Report how many lines contain "false". The answer is a single number.

__Material for the task__.
>> START

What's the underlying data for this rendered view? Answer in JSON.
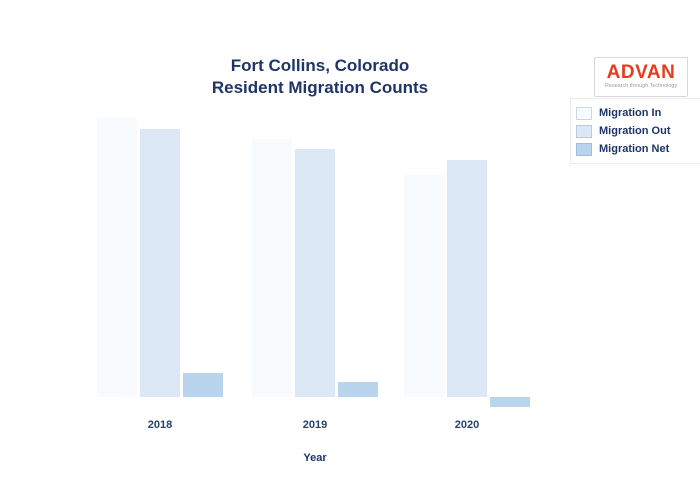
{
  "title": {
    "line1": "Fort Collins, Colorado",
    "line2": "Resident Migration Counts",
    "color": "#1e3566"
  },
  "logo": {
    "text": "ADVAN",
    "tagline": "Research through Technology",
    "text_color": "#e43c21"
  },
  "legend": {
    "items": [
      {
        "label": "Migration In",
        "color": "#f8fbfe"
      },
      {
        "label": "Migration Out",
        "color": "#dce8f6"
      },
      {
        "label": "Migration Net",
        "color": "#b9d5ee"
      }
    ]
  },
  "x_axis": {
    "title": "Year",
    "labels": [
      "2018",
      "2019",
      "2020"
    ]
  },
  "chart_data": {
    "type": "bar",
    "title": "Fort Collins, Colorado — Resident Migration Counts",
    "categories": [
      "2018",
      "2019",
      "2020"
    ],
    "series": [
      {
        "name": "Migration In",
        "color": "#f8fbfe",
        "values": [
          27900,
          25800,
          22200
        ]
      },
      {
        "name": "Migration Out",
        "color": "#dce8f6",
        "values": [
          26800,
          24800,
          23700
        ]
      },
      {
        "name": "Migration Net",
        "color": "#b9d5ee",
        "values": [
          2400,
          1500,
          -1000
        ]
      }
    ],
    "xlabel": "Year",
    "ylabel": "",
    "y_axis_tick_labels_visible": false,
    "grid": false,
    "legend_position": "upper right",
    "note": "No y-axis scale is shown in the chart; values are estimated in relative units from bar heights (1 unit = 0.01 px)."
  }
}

>> END
>> START

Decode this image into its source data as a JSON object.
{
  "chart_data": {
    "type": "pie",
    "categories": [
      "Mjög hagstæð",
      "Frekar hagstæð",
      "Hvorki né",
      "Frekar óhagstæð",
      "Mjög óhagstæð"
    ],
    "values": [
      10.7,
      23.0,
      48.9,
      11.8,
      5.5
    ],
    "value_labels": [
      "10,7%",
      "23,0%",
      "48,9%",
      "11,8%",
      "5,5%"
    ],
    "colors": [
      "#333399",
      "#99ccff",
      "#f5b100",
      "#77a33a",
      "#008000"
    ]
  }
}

>> END

__Task result__. 2